### The task
Copy the records below, from the line containing "Extract the structured" through the last line; leave out pictures.

### Items

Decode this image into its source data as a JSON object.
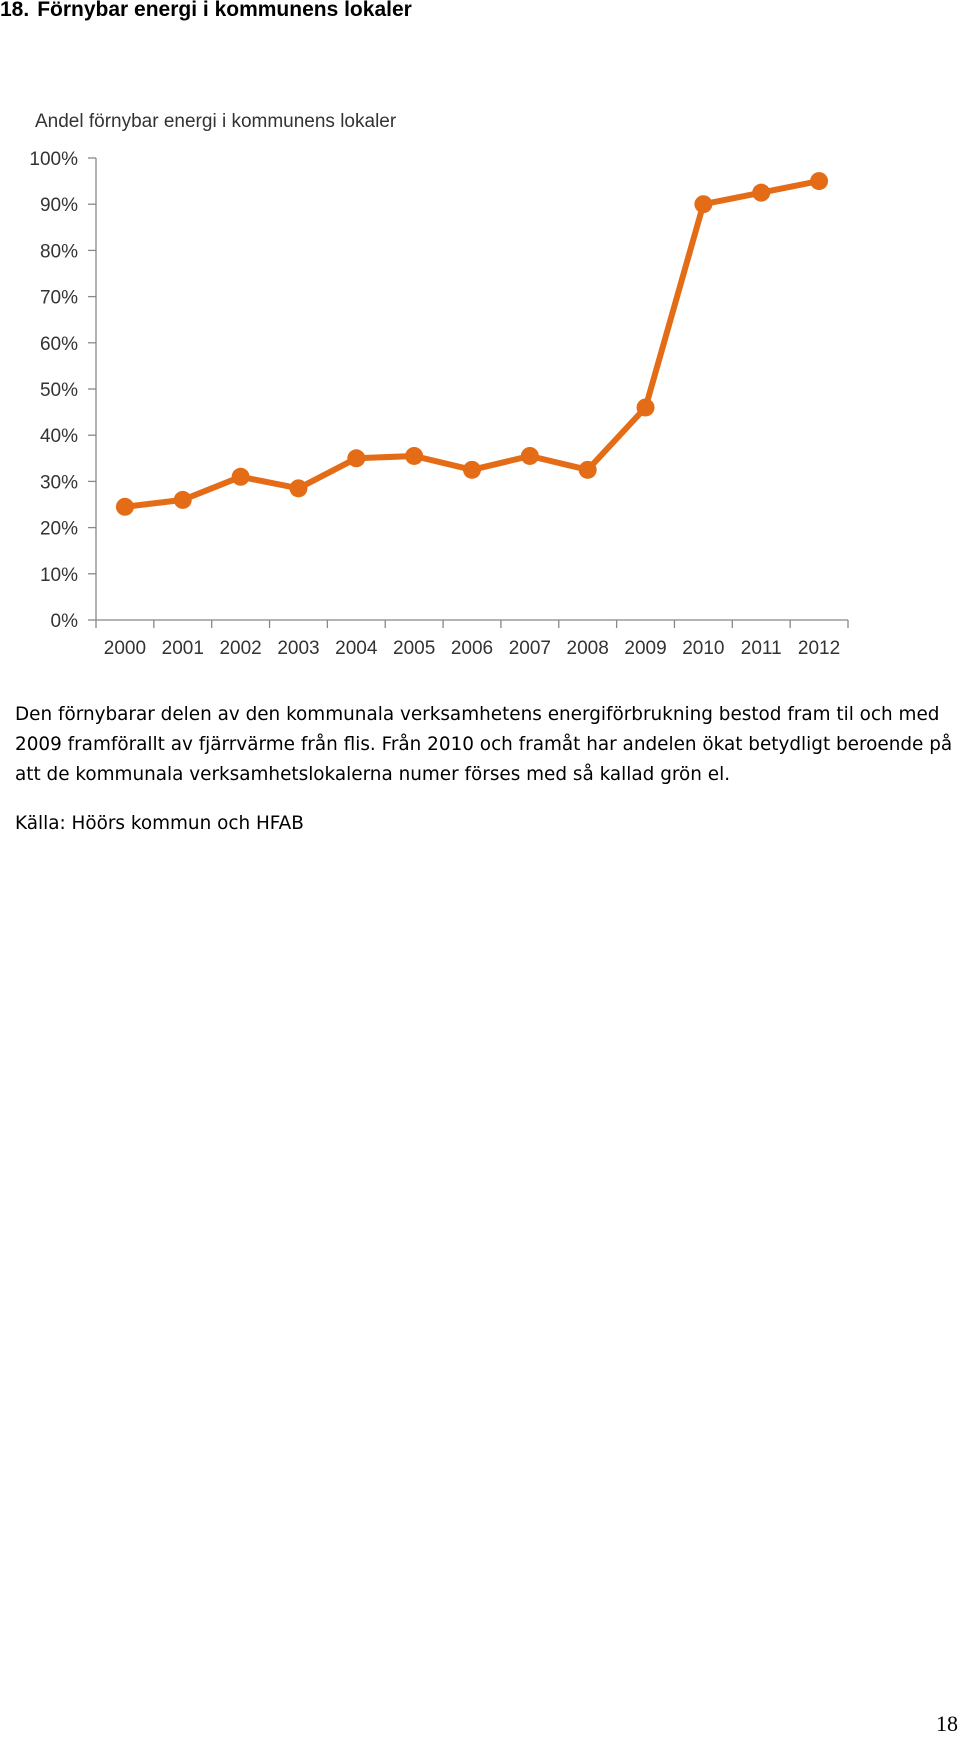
{
  "heading": {
    "number": "18.",
    "title": "Förnybar energi i kommunens lokaler"
  },
  "chart_data": {
    "type": "line",
    "title": "Andel förnybar energi i kommunens lokaler",
    "xlabel": "",
    "ylabel": "",
    "categories": [
      "2000",
      "2001",
      "2002",
      "2003",
      "2004",
      "2005",
      "2006",
      "2007",
      "2008",
      "2009",
      "2010",
      "2011",
      "2012"
    ],
    "values": [
      24.5,
      26,
      31,
      28.5,
      35,
      35.5,
      32.5,
      35.5,
      32.5,
      46,
      90,
      92.5,
      95
    ],
    "ylim": [
      0,
      100
    ],
    "yticks": [
      "0%",
      "10%",
      "20%",
      "30%",
      "40%",
      "50%",
      "60%",
      "70%",
      "80%",
      "90%",
      "100%"
    ],
    "grid": false,
    "legend": "none",
    "color": "#E46C16"
  },
  "description": "Den förnybarar delen av den kommunala verksamhetens energiförbrukning bestod fram til och med 2009 framförallt av fjärrvärme från flis. Från 2010 och framåt har andelen ökat betydligt beroende på att de kommunala verksamhetslokalerna numer förses med så kallad grön el.",
  "source": "Källa: Höörs kommun och HFAB",
  "page_number": "18"
}
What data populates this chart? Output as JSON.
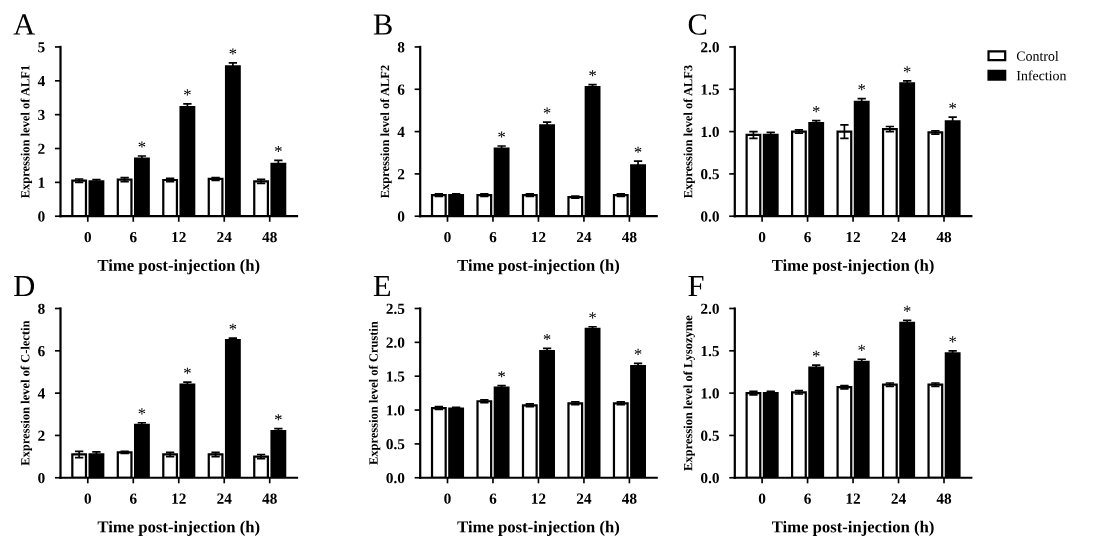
{
  "chart_data": [
    {
      "type": "bar",
      "title": "A",
      "xlabel": "Time post-injection (h)",
      "ylabel": "Expression level of ALF1",
      "categories": [
        "0",
        "6",
        "12",
        "24",
        "48"
      ],
      "ylim": [
        0,
        5
      ],
      "yticks": [
        0,
        1,
        2,
        3,
        4,
        5
      ],
      "grid": false,
      "legend": false,
      "series": [
        {
          "color": "#ffffff",
          "values": [
            1.05,
            1.08,
            1.07,
            1.1,
            1.03
          ],
          "errors": [
            0.05,
            0.06,
            0.05,
            0.04,
            0.06
          ]
        },
        {
          "color": "#000000",
          "values": [
            1.03,
            1.7,
            3.22,
            4.43,
            1.55
          ],
          "errors": [
            0.05,
            0.08,
            0.1,
            0.1,
            0.1
          ],
          "value_labels": [
            null,
            "*",
            "*",
            "*",
            "*"
          ]
        }
      ]
    },
    {
      "type": "bar",
      "title": "B",
      "xlabel": "Time post-injection (h)",
      "ylabel": "Expression level of ALF2",
      "categories": [
        "0",
        "6",
        "12",
        "24",
        "48"
      ],
      "ylim": [
        0,
        8
      ],
      "yticks": [
        0,
        2,
        4,
        6,
        8
      ],
      "grid": false,
      "legend": false,
      "series": [
        {
          "color": "#ffffff",
          "values": [
            1.0,
            1.0,
            1.0,
            0.9,
            1.0
          ],
          "errors": [
            0.06,
            0.06,
            0.06,
            0.05,
            0.06
          ]
        },
        {
          "color": "#000000",
          "values": [
            1.0,
            3.2,
            4.3,
            6.1,
            2.4
          ],
          "errors": [
            0.06,
            0.12,
            0.15,
            0.12,
            0.2
          ],
          "value_labels": [
            null,
            "*",
            "*",
            "*",
            "*"
          ]
        }
      ]
    },
    {
      "type": "bar",
      "title": "C",
      "xlabel": "Time post-injection (h)",
      "ylabel": "Expression level of ALF3",
      "categories": [
        "0",
        "6",
        "12",
        "24",
        "48"
      ],
      "ylim": [
        0,
        2
      ],
      "yticks": [
        {
          "value": 0,
          "label": "0.0"
        },
        {
          "value": 0.5,
          "label": "0.5"
        },
        {
          "value": 1,
          "label": "1.0"
        },
        {
          "value": 1.5,
          "label": "1.5"
        },
        {
          "value": 2,
          "label": "2.0"
        }
      ],
      "grid": false,
      "legend": "right",
      "series": [
        {
          "name": "Control",
          "color": "#ffffff",
          "values": [
            0.96,
            1.0,
            1.0,
            1.03,
            0.99
          ],
          "errors": [
            0.04,
            0.02,
            0.08,
            0.03,
            0.02
          ]
        },
        {
          "name": "Infection",
          "color": "#000000",
          "values": [
            0.96,
            1.1,
            1.35,
            1.57,
            1.12
          ],
          "errors": [
            0.03,
            0.03,
            0.04,
            0.03,
            0.05
          ],
          "value_labels": [
            null,
            "*",
            "*",
            "*",
            "*"
          ]
        }
      ]
    },
    {
      "type": "bar",
      "title": "D",
      "xlabel": "Time post-injection (h)",
      "ylabel": "Expression level of C-lectin",
      "categories": [
        "0",
        "6",
        "12",
        "24",
        "48"
      ],
      "ylim": [
        0,
        8
      ],
      "yticks": [
        0,
        2,
        4,
        6,
        8
      ],
      "grid": false,
      "legend": false,
      "series": [
        {
          "color": "#ffffff",
          "values": [
            1.1,
            1.2,
            1.1,
            1.1,
            1.0
          ],
          "errors": [
            0.15,
            0.05,
            0.1,
            0.1,
            0.1
          ]
        },
        {
          "color": "#000000",
          "values": [
            1.1,
            2.5,
            4.4,
            6.5,
            2.2
          ],
          "errors": [
            0.12,
            0.1,
            0.12,
            0.1,
            0.12
          ],
          "value_labels": [
            null,
            "*",
            "*",
            "*",
            "*"
          ]
        }
      ]
    },
    {
      "type": "bar",
      "title": "E",
      "xlabel": "Time post-injection (h)",
      "ylabel": "Expression level of Crustin",
      "categories": [
        "0",
        "6",
        "12",
        "24",
        "48"
      ],
      "ylim": [
        0,
        2.5
      ],
      "yticks": [
        {
          "value": 0,
          "label": "0.0"
        },
        {
          "value": 0.5,
          "label": "0.5"
        },
        {
          "value": 1,
          "label": "1.0"
        },
        {
          "value": 1.5,
          "label": "1.5"
        },
        {
          "value": 2,
          "label": "2.0"
        },
        {
          "value": 2.5,
          "label": "2.5"
        }
      ],
      "grid": false,
      "legend": false,
      "series": [
        {
          "color": "#ffffff",
          "values": [
            1.03,
            1.13,
            1.07,
            1.1,
            1.1
          ],
          "errors": [
            0.02,
            0.02,
            0.02,
            0.02,
            0.02
          ]
        },
        {
          "color": "#000000",
          "values": [
            1.02,
            1.33,
            1.87,
            2.2,
            1.65
          ],
          "errors": [
            0.02,
            0.03,
            0.04,
            0.03,
            0.04
          ],
          "value_labels": [
            null,
            "*",
            "*",
            "*",
            "*"
          ]
        }
      ]
    },
    {
      "type": "bar",
      "title": "F",
      "xlabel": "Time post-injection (h)",
      "ylabel": "Expression level of Lysozyme",
      "categories": [
        "0",
        "6",
        "12",
        "24",
        "48"
      ],
      "ylim": [
        0,
        2
      ],
      "yticks": [
        {
          "value": 0,
          "label": "0.0"
        },
        {
          "value": 0.5,
          "label": "0.5"
        },
        {
          "value": 1,
          "label": "1.0"
        },
        {
          "value": 1.5,
          "label": "1.5"
        },
        {
          "value": 2,
          "label": "2.0"
        }
      ],
      "grid": false,
      "legend": false,
      "series": [
        {
          "color": "#ffffff",
          "values": [
            1.0,
            1.01,
            1.07,
            1.1,
            1.1
          ],
          "errors": [
            0.02,
            0.02,
            0.02,
            0.02,
            0.02
          ]
        },
        {
          "color": "#000000",
          "values": [
            1.0,
            1.3,
            1.37,
            1.83,
            1.47
          ],
          "errors": [
            0.02,
            0.03,
            0.03,
            0.03,
            0.03
          ],
          "value_labels": [
            null,
            "*",
            "*",
            "*",
            "*"
          ]
        }
      ]
    }
  ]
}
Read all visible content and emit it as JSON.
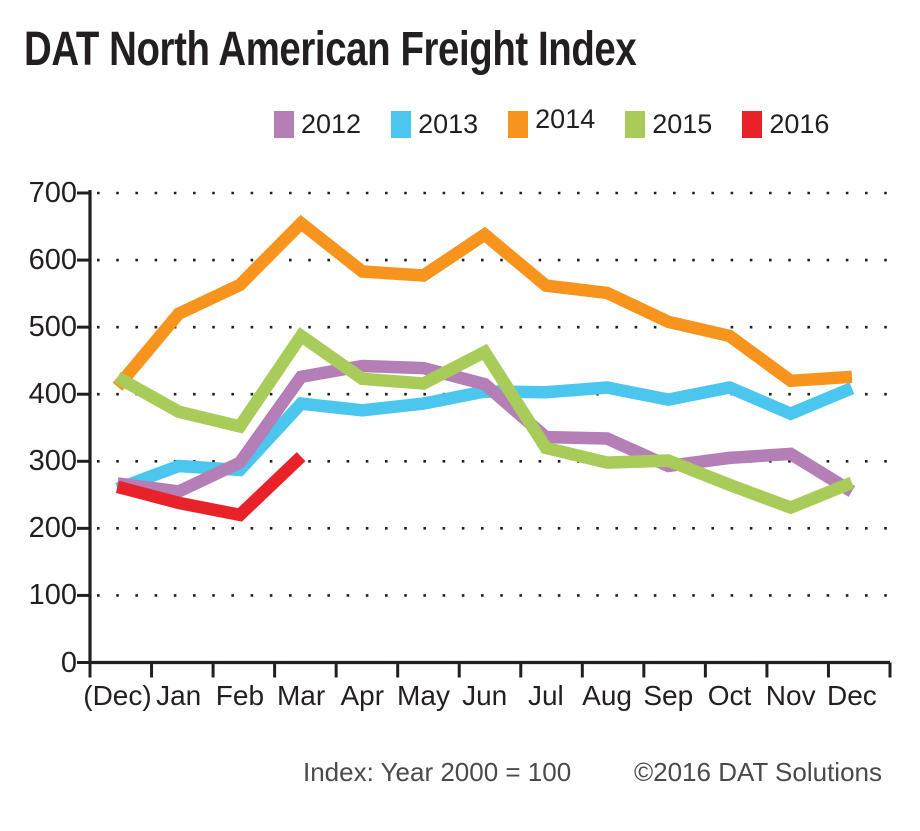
{
  "title": "DAT North American Freight Index",
  "footer": {
    "note": "Index: Year 2000 = 100",
    "copyright": "©2016 DAT Solutions"
  },
  "colors": {
    "axis": "#231f20",
    "grid_dots": "#231f20",
    "text": "#231f20",
    "footer_text": "#4a4a4c",
    "series_2012": "#b47eb6",
    "series_2013": "#4ac6ef",
    "series_2014": "#f7941e",
    "series_2015": "#a9cb5a",
    "series_2016": "#e92128"
  },
  "chart_data": {
    "type": "line",
    "title": "DAT North American Freight Index",
    "categories": [
      "(Dec)",
      "Jan",
      "Feb",
      "Mar",
      "Apr",
      "May",
      "Jun",
      "Jul",
      "Aug",
      "Sep",
      "Oct",
      "Nov",
      "Dec"
    ],
    "series": [
      {
        "name": "2012",
        "color": "#b47eb6",
        "values": [
          267,
          255,
          298,
          426,
          442,
          439,
          415,
          336,
          334,
          293,
          305,
          311,
          255
        ]
      },
      {
        "name": "2013",
        "color": "#4ac6ef",
        "values": [
          259,
          293,
          287,
          386,
          376,
          386,
          404,
          403,
          410,
          392,
          410,
          371,
          409
        ]
      },
      {
        "name": "2014",
        "color": "#f7941e",
        "values": [
          411,
          520,
          563,
          655,
          583,
          577,
          638,
          562,
          551,
          508,
          487,
          420,
          426
        ]
      },
      {
        "name": "2015",
        "color": "#a9cb5a",
        "values": [
          425,
          374,
          352,
          487,
          423,
          416,
          463,
          320,
          298,
          301,
          265,
          231,
          268
        ]
      },
      {
        "name": "2016",
        "color": "#e92128",
        "values": [
          262,
          238,
          220,
          307
        ]
      }
    ],
    "ylabel": "",
    "xlabel": "",
    "ylim": [
      0,
      700
    ],
    "yticks": [
      0,
      100,
      200,
      300,
      400,
      500,
      600,
      700
    ],
    "grid": "horizontal-dotted",
    "legend_position": "top",
    "note": "Index: Year 2000 = 100"
  }
}
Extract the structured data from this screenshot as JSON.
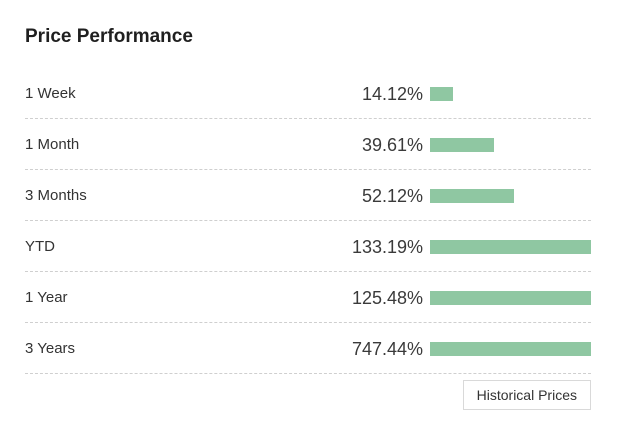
{
  "title": "Price Performance",
  "accent_color": "#8fc7a2",
  "rows": [
    {
      "period": "1 Week",
      "change": "14.12%",
      "percent": 14.12
    },
    {
      "period": "1 Month",
      "change": "39.61%",
      "percent": 39.61
    },
    {
      "period": "3 Months",
      "change": "52.12%",
      "percent": 52.12
    },
    {
      "period": "YTD",
      "change": "133.19%",
      "percent": 133.19
    },
    {
      "period": "1 Year",
      "change": "125.48%",
      "percent": 125.48
    },
    {
      "period": "3 Years",
      "change": "747.44%",
      "percent": 747.44
    }
  ],
  "bar_scale_max_percent": 100,
  "historical_button_label": "Historical Prices"
}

### Written response
Extract the structured data from this screenshot as JSON.
{
  "title": "Price Performance",
  "accent_color": "#8fc7a2",
  "rows": [
    {
      "period": "1 Week",
      "change": "14.12%",
      "percent": 14.12
    },
    {
      "period": "1 Month",
      "change": "39.61%",
      "percent": 39.61
    },
    {
      "period": "3 Months",
      "change": "52.12%",
      "percent": 52.12
    },
    {
      "period": "YTD",
      "change": "133.19%",
      "percent": 133.19
    },
    {
      "period": "1 Year",
      "change": "125.48%",
      "percent": 125.48
    },
    {
      "period": "3 Years",
      "change": "747.44%",
      "percent": 747.44
    }
  ],
  "bar_scale_max_percent": 100,
  "historical_button_label": "Historical Prices"
}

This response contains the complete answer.